### WORK INSTRUCTIONS
Reproduce this listing in full.

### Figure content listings
########################################

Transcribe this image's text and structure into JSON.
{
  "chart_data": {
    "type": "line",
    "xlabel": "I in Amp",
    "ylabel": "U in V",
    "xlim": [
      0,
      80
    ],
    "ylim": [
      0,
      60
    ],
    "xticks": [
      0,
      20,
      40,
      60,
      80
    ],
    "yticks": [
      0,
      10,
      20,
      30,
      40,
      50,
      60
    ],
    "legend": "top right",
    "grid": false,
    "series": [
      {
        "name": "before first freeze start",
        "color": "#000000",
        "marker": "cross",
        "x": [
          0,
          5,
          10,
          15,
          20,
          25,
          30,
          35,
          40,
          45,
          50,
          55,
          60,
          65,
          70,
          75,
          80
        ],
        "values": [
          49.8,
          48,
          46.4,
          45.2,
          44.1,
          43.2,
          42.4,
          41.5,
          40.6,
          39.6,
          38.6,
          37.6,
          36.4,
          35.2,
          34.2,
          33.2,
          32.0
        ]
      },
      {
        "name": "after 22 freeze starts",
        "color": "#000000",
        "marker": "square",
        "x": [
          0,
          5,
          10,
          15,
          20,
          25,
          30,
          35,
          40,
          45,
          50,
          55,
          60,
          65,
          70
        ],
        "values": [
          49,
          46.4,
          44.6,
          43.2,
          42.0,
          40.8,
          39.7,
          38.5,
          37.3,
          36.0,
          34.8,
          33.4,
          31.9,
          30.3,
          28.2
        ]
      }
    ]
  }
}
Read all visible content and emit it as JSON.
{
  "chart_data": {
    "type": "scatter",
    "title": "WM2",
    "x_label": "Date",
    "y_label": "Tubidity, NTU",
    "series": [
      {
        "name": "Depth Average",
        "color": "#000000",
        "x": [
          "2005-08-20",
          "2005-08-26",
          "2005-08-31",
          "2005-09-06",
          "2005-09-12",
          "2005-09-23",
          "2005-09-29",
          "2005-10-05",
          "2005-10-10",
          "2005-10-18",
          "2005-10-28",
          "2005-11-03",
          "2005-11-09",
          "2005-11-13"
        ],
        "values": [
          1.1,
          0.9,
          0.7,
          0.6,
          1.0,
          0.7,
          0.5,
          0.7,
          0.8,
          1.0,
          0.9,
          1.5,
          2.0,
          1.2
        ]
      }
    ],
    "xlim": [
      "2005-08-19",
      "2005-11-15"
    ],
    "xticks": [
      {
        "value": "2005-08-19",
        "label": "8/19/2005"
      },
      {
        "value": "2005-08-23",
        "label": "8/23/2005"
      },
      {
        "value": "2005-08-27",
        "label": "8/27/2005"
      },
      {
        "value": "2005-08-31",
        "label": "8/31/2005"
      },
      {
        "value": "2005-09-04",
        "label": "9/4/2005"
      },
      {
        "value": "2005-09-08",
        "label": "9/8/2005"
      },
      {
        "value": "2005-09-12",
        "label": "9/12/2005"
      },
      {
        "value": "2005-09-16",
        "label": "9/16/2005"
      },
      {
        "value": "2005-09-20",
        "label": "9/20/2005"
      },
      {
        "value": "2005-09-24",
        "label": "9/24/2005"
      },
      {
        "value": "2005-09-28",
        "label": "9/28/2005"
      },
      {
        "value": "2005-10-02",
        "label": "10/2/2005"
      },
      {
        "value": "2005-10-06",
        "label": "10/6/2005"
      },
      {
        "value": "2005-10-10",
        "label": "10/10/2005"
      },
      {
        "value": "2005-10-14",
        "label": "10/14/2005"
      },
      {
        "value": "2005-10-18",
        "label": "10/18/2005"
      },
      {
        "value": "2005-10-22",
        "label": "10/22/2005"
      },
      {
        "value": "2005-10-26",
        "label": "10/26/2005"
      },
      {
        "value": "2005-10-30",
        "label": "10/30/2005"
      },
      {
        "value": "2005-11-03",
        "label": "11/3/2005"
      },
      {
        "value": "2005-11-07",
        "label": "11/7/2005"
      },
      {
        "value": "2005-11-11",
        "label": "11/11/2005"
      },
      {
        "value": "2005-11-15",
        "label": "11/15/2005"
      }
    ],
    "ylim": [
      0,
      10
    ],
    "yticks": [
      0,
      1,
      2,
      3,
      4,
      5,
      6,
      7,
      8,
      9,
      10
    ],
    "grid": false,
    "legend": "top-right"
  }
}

########################################

### OUTPUT OF THE EXERCISE
Transcribe this image's text and structure into JSON.
{
  "chart_data": {
    "type": "line",
    "xlabel": "I in Amp",
    "ylabel": "U in V",
    "xlim": [
      0,
      80
    ],
    "ylim": [
      0,
      60
    ],
    "xticks": [
      0,
      20,
      40,
      60,
      80
    ],
    "yticks": [
      0,
      10,
      20,
      30,
      40,
      50,
      60
    ],
    "legend": "top right",
    "grid": false,
    "series": [
      {
        "name": "before first freeze start",
        "color": "#000000",
        "marker": "cross",
        "x": [
          0,
          5,
          10,
          15,
          20,
          25,
          30,
          35,
          40,
          45,
          50,
          55,
          60,
          65,
          70,
          75,
          80
        ],
        "values": [
          49.8,
          48,
          46.4,
          45.2,
          44.1,
          43.2,
          42.4,
          41.5,
          40.6,
          39.6,
          38.6,
          37.6,
          36.4,
          35.2,
          34.2,
          33.2,
          32.0
        ]
      },
      {
        "name": "after 22 freeze starts",
        "color": "#000000",
        "marker": "square",
        "x": [
          0,
          5,
          10,
          15,
          20,
          25,
          30,
          35,
          40,
          45,
          50,
          55,
          60,
          65,
          70
        ],
        "values": [
          49,
          46.4,
          44.6,
          43.2,
          42.0,
          40.8,
          39.7,
          38.5,
          37.3,
          36.0,
          34.8,
          33.4,
          31.9,
          30.3,
          28.2
        ]
      }
    ]
  }
}
Read all visible content and emit it as JSON.
{
  "chart_data": {
    "type": "scatter",
    "title": "WM2",
    "x_label": "Date",
    "y_label": "Tubidity, NTU",
    "series": [
      {
        "name": "Depth Average",
        "color": "#000000",
        "x": [
          "2005-08-20",
          "2005-08-26",
          "2005-08-31",
          "2005-09-06",
          "2005-09-12",
          "2005-09-23",
          "2005-09-29",
          "2005-10-05",
          "2005-10-10",
          "2005-10-18",
          "2005-10-28",
          "2005-11-03",
          "2005-11-09",
          "2005-11-13"
        ],
        "values": [
          1.1,
          0.9,
          0.7,
          0.6,
          1.0,
          0.7,
          0.5,
          0.7,
          0.8,
          1.0,
          0.9,
          1.5,
          2.0,
          1.2
        ]
      }
    ],
    "xlim": [
      "2005-08-19",
      "2005-11-15"
    ],
    "xticks": [
      {
        "value": "2005-08-19",
        "label": "8/19/2005"
      },
      {
        "value": "2005-08-23",
        "label": "8/23/2005"
      },
      {
        "value": "2005-08-27",
        "label": "8/27/2005"
      },
      {
        "value": "2005-08-31",
        "label": "8/31/2005"
      },
      {
        "value": "2005-09-04",
        "label": "9/4/2005"
      },
      {
        "value": "2005-09-08",
        "label": "9/8/2005"
      },
      {
        "value": "2005-09-12",
        "label": "9/12/2005"
      },
      {
        "value": "2005-09-16",
        "label": "9/16/2005"
      },
      {
        "value": "2005-09-20",
        "label": "9/20/2005"
      },
      {
        "value": "2005-09-24",
        "label": "9/24/2005"
      },
      {
        "value": "2005-09-28",
        "label": "9/28/2005"
      },
      {
        "value": "2005-10-02",
        "label": "10/2/2005"
      },
      {
        "value": "2005-10-06",
        "label": "10/6/2005"
      },
      {
        "value": "2005-10-10",
        "label": "10/10/2005"
      },
      {
        "value": "2005-10-14",
        "label": "10/14/2005"
      },
      {
        "value": "2005-10-18",
        "label": "10/18/2005"
      },
      {
        "value": "2005-10-22",
        "label": "10/22/2005"
      },
      {
        "value": "2005-10-26",
        "label": "10/26/2005"
      },
      {
        "value": "2005-10-30",
        "label": "10/30/2005"
      },
      {
        "value": "2005-11-03",
        "label": "11/3/2005"
      },
      {
        "value": "2005-11-07",
        "label": "11/7/2005"
      },
      {
        "value": "2005-11-11",
        "label": "11/11/2005"
      },
      {
        "value": "2005-11-15",
        "label": "11/15/2005"
      }
    ],
    "ylim": [
      0,
      10
    ],
    "yticks": [
      0,
      1,
      2,
      3,
      4,
      5,
      6,
      7,
      8,
      9,
      10
    ],
    "grid": false,
    "legend": "top-right"
  }
}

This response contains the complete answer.